**Work to be completed:** From the listing below, pick out each line with the word "title".

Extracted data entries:
* Start *

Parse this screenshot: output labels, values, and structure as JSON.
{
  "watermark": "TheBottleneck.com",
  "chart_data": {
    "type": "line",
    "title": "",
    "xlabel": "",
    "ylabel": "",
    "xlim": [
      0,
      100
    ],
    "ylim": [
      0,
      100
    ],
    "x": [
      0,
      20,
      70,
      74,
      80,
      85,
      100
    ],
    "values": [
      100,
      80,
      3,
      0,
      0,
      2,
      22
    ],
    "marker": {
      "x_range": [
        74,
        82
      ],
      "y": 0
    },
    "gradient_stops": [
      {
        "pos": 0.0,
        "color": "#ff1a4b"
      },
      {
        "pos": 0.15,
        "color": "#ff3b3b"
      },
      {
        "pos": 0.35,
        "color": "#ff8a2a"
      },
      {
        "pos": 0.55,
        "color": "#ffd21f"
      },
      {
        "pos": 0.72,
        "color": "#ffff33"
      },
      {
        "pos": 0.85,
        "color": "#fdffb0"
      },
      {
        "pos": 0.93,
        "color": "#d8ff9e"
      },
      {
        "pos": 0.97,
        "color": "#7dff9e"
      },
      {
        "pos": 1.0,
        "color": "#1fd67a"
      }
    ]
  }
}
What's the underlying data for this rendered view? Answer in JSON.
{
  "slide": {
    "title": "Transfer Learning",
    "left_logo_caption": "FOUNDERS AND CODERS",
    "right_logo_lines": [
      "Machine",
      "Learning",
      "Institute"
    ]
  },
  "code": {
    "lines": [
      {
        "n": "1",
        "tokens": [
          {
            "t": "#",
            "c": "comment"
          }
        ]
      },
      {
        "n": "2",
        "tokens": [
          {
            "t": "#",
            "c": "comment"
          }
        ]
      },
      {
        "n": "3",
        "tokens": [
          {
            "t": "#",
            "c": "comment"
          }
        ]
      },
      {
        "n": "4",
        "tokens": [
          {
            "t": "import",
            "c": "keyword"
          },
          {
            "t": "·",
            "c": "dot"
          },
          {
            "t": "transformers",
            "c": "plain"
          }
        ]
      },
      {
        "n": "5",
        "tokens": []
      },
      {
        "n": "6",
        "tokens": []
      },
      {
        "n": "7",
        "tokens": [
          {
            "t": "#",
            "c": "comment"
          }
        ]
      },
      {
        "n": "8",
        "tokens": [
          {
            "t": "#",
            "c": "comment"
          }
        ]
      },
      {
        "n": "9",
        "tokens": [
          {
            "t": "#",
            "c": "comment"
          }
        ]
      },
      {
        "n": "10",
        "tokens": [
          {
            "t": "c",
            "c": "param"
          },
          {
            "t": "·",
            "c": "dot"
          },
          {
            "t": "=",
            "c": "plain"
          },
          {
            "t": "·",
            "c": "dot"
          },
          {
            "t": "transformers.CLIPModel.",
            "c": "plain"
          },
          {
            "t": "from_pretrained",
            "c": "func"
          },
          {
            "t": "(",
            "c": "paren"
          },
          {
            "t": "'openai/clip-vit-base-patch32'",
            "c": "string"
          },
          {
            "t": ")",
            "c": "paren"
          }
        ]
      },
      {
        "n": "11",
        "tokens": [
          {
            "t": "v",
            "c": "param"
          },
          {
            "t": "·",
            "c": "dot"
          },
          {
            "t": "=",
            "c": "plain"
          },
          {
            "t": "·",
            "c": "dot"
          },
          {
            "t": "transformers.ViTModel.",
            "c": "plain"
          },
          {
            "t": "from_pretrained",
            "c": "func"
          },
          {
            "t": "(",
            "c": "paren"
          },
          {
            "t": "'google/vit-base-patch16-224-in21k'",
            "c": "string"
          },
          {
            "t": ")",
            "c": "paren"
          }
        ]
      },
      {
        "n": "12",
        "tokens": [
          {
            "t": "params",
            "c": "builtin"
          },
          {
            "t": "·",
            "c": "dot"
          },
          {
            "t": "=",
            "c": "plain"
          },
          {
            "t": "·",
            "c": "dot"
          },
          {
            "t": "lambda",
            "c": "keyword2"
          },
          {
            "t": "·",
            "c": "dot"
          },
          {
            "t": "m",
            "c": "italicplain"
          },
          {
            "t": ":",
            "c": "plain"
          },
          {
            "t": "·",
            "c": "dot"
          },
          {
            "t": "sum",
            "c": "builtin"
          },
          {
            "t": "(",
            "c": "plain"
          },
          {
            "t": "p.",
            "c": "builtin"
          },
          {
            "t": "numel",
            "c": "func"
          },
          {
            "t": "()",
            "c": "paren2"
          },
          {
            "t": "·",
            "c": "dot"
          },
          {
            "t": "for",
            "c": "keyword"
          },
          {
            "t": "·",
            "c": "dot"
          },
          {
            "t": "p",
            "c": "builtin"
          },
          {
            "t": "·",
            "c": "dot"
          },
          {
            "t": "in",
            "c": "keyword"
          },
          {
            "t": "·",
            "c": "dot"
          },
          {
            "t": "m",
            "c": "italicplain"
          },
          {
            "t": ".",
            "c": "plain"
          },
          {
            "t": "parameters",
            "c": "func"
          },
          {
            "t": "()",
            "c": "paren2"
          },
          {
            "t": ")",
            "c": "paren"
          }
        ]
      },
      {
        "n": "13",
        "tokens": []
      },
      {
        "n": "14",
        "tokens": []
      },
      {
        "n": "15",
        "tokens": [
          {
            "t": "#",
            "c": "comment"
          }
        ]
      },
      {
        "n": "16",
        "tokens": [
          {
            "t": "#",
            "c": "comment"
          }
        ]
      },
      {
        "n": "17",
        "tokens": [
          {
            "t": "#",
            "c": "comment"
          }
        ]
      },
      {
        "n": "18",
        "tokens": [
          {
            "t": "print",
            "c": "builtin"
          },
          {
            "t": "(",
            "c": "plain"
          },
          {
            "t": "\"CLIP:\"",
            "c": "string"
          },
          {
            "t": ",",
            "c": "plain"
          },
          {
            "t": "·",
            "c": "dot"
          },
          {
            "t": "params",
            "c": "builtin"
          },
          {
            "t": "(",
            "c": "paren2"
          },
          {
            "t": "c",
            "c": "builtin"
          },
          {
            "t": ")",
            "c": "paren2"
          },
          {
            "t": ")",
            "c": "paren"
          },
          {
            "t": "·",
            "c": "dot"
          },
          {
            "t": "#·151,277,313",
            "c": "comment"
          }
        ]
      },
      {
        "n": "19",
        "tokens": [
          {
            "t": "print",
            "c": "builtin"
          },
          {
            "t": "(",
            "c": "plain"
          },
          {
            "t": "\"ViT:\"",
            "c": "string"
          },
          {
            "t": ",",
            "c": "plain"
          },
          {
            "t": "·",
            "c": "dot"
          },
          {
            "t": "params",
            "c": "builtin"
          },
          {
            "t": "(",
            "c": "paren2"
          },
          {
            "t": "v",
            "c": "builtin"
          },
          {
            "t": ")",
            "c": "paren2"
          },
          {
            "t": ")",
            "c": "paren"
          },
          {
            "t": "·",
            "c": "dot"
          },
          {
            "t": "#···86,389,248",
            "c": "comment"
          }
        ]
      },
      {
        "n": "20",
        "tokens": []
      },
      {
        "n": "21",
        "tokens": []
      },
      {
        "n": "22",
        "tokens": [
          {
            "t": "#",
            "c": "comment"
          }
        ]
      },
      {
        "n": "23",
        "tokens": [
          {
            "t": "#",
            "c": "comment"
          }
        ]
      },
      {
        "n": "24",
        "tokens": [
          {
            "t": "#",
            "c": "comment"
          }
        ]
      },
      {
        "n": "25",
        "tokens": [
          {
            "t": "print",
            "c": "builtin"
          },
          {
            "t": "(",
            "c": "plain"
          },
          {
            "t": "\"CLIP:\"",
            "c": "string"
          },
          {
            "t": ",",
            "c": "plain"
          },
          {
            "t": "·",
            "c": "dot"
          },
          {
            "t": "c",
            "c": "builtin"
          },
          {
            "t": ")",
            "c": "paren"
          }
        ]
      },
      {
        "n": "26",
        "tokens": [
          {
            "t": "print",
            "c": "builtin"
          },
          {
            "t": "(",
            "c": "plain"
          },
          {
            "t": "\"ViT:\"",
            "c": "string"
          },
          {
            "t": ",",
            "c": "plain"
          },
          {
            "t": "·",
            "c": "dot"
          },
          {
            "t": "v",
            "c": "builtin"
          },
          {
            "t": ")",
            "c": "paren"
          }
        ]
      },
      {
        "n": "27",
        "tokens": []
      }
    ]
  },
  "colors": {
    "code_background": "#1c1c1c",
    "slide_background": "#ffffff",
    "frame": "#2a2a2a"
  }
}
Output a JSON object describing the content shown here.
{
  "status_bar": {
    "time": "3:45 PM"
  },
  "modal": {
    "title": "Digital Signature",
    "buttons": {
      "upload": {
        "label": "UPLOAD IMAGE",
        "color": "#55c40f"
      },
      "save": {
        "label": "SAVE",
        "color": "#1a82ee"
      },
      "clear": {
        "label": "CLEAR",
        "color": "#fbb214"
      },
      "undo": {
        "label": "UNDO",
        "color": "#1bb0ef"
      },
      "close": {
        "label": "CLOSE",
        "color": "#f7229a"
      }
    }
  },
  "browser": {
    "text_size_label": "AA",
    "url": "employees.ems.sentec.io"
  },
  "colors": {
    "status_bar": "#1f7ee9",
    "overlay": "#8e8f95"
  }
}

* End *

**Task answer:**
    "title": "",
    "title": "Transfer Learning",
    "title": "Digital Signature",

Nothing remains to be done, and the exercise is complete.